* _EXERCISE DIRECTIONS_: Wherever the string "上传及检索上传功能" appears, copy the whole line.

--- Begin ROWS ---

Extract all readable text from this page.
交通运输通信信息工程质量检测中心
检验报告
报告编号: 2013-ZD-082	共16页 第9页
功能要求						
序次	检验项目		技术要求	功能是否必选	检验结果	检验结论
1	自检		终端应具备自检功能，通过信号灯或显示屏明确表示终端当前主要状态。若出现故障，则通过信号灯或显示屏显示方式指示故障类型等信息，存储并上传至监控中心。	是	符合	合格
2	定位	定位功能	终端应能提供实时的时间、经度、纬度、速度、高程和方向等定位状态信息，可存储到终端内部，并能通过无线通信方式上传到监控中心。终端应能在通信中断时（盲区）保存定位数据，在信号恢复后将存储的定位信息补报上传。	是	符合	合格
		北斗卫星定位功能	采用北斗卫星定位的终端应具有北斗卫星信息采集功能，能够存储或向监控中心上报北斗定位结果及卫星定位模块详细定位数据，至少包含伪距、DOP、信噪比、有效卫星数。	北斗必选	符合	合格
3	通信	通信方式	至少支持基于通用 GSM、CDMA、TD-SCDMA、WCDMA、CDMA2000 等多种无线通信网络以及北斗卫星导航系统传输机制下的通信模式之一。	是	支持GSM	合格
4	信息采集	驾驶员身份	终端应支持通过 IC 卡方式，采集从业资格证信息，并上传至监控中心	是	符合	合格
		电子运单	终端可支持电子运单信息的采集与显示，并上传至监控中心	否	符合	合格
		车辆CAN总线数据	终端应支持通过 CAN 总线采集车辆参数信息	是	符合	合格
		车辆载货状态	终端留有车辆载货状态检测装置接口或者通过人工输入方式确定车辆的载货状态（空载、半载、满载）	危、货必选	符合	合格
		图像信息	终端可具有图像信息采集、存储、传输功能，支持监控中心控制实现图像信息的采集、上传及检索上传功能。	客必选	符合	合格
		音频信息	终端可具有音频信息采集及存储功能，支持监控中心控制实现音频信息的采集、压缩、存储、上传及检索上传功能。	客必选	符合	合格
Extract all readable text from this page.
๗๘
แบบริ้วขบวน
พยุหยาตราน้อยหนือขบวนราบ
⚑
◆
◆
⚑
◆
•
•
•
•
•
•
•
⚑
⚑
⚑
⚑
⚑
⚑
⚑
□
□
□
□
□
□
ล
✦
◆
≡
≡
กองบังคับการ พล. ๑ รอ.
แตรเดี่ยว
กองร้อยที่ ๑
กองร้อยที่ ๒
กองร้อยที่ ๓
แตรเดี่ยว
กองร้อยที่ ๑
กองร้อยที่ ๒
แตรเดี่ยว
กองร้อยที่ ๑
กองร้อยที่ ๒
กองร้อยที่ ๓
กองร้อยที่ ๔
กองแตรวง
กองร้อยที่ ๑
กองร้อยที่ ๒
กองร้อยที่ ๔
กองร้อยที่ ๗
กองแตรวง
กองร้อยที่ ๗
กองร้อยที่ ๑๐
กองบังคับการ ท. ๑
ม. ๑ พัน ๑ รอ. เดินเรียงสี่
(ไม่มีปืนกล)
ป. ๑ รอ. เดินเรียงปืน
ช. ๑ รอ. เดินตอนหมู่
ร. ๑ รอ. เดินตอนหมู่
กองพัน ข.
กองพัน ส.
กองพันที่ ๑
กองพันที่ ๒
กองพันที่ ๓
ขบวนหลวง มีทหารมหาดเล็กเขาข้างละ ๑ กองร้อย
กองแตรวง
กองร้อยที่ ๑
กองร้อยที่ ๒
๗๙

--- End ROWS ---

* _WRITTEN REPLY_:
		图像信息	终端可具有图像信息采集、存储、传输功能，支持监控中心控制实现图像信息的采集、上传及检索上传功能。	客必选	符合	合格
		音频信息	终端可具有音频信息采集及存储功能，支持监控中心控制实现音频信息的采集、压缩、存储、上传及检索上传功能。	客必选	符合	合格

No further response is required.